**DATA SECTION:**
================
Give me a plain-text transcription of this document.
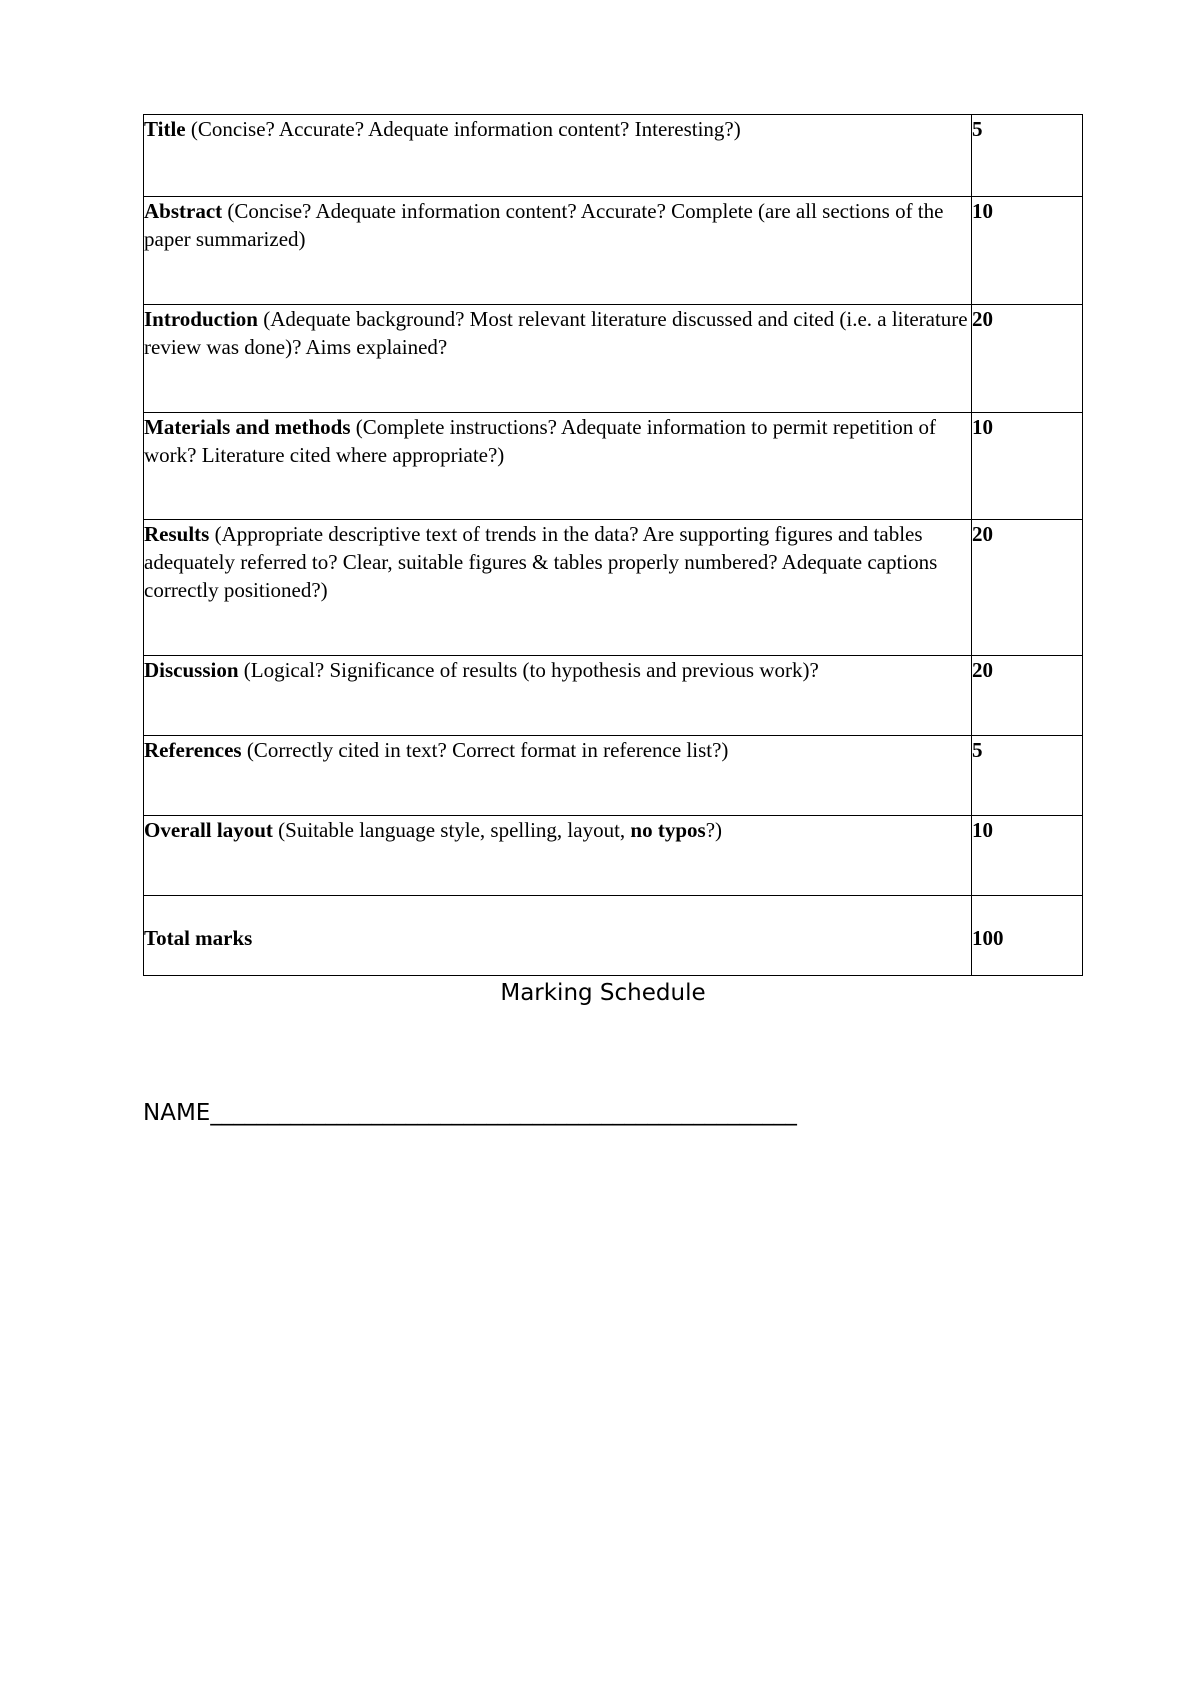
Title (Concise? Accurate? Adequate information content? Interesting?)	5
Abstract (Concise? Adequate information content? Accurate? Complete (are all sections of the paper summarized)	10
Introduction (Adequate background? Most relevant literature discussed and cited (i.e. a literature review was done)? Aims explained?	20
Materials and methods (Complete instructions? Adequate information to permit repetition of work? Literature cited where appropriate?)	10
Results (Appropriate descriptive text of trends in the data? Are supporting figures and tables adequately referred to? Clear, suitable figures & tables properly numbered? Adequate captions correctly positioned?)	20
Discussion (Logical? Significance of results (to hypothesis and previous work)?	20
References (Correctly cited in text? Correct format in reference list?)	5
Overall layout (Suitable language style, spelling, layout, no typos?)	10
Total marks	100
Marking Schedule
NAME___________________________________________________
================
**GIVEN REQUEST:** Go through the listing above and locate each line that holds the word "content". Copy those lines.

**RESPONSE TO THE EXERCISE:**
Title (Concise? Accurate? Adequate information content? Interesting?)	5
Abstract (Concise? Adequate information content? Accurate? Complete (are all sections of the paper summarized)	10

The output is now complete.